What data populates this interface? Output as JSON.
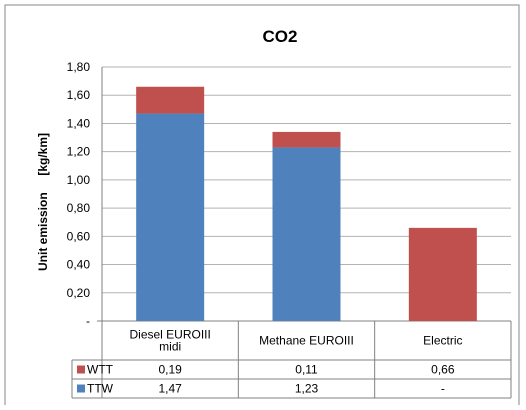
{
  "chart_data": {
    "type": "bar",
    "stacked": true,
    "title": "CO2",
    "ylabel": "Unit emission     [kg/km]",
    "xlabel": "",
    "categories": [
      [
        "Diesel EUROIII",
        "midi"
      ],
      [
        "Methane EUROIII"
      ],
      [
        "Electric"
      ]
    ],
    "ylim": [
      0,
      1.8
    ],
    "yticks": [
      0,
      0.2,
      0.4,
      0.6,
      0.8,
      1.0,
      1.2,
      1.4,
      1.6,
      1.8
    ],
    "ytick_labels": [
      "-",
      "0,20",
      "0,40",
      "0,60",
      "0,80",
      "1,00",
      "1,20",
      "1,40",
      "1,60",
      "1,80"
    ],
    "grid": true,
    "legend": "bottom-table",
    "series": [
      {
        "name": "TTW",
        "color": "#4f81bd",
        "values": [
          1.47,
          1.23,
          0
        ],
        "labels": [
          "1,47",
          "1,23",
          "-"
        ]
      },
      {
        "name": "WTT",
        "color": "#c0504d",
        "values": [
          0.19,
          0.11,
          0.66
        ],
        "labels": [
          "0,19",
          "0,11",
          "0,66"
        ]
      }
    ],
    "table_row_order": [
      1,
      0
    ]
  }
}
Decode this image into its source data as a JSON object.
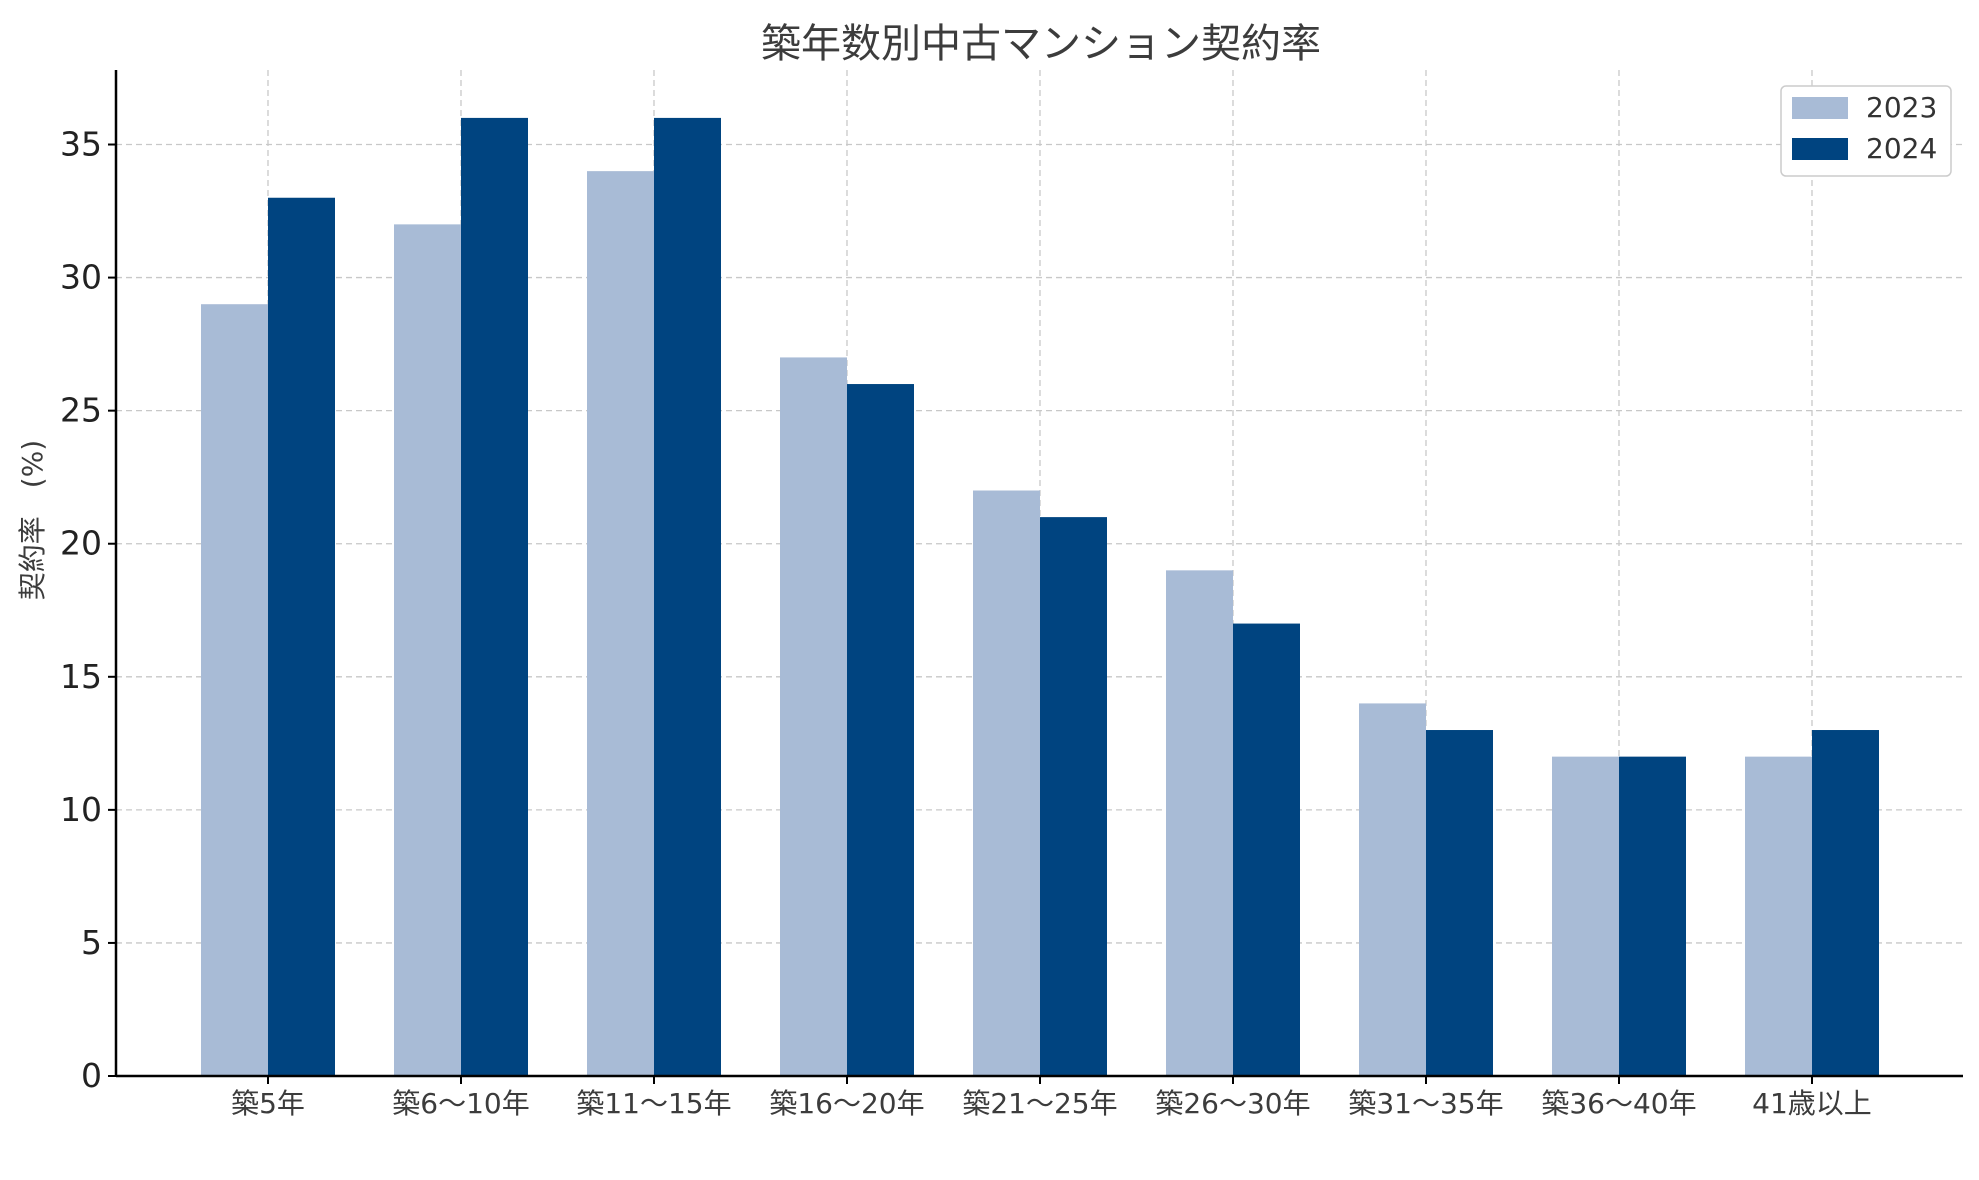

|---|

STATED PROBLEM
Return every line of the records exactly as given, pictures excluded.

OUTPUT
What data populates this interface? Output as JSON.
{
  "chart_data": {
    "type": "bar",
    "stacked": true,
    "title": "CO2",
    "ylabel": "Unit emission     [kg/km]",
    "xlabel": "",
    "categories": [
      [
        "Diesel EUROIII",
        "midi"
      ],
      [
        "Methane EUROIII"
      ],
      [
        "Electric"
      ]
    ],
    "ylim": [
      0,
      1.8
    ],
    "yticks": [
      0,
      0.2,
      0.4,
      0.6,
      0.8,
      1.0,
      1.2,
      1.4,
      1.6,
      1.8
    ],
    "ytick_labels": [
      "-",
      "0,20",
      "0,40",
      "0,60",
      "0,80",
      "1,00",
      "1,20",
      "1,40",
      "1,60",
      "1,80"
    ],
    "grid": true,
    "legend": "bottom-table",
    "series": [
      {
        "name": "TTW",
        "color": "#4f81bd",
        "values": [
          1.47,
          1.23,
          0
        ],
        "labels": [
          "1,47",
          "1,23",
          "-"
        ]
      },
      {
        "name": "WTT",
        "color": "#c0504d",
        "values": [
          0.19,
          0.11,
          0.66
        ],
        "labels": [
          "0,19",
          "0,11",
          "0,66"
        ]
      }
    ],
    "table_row_order": [
      1,
      0
    ]
  }
}
Decode this image into its source data as a JSON object.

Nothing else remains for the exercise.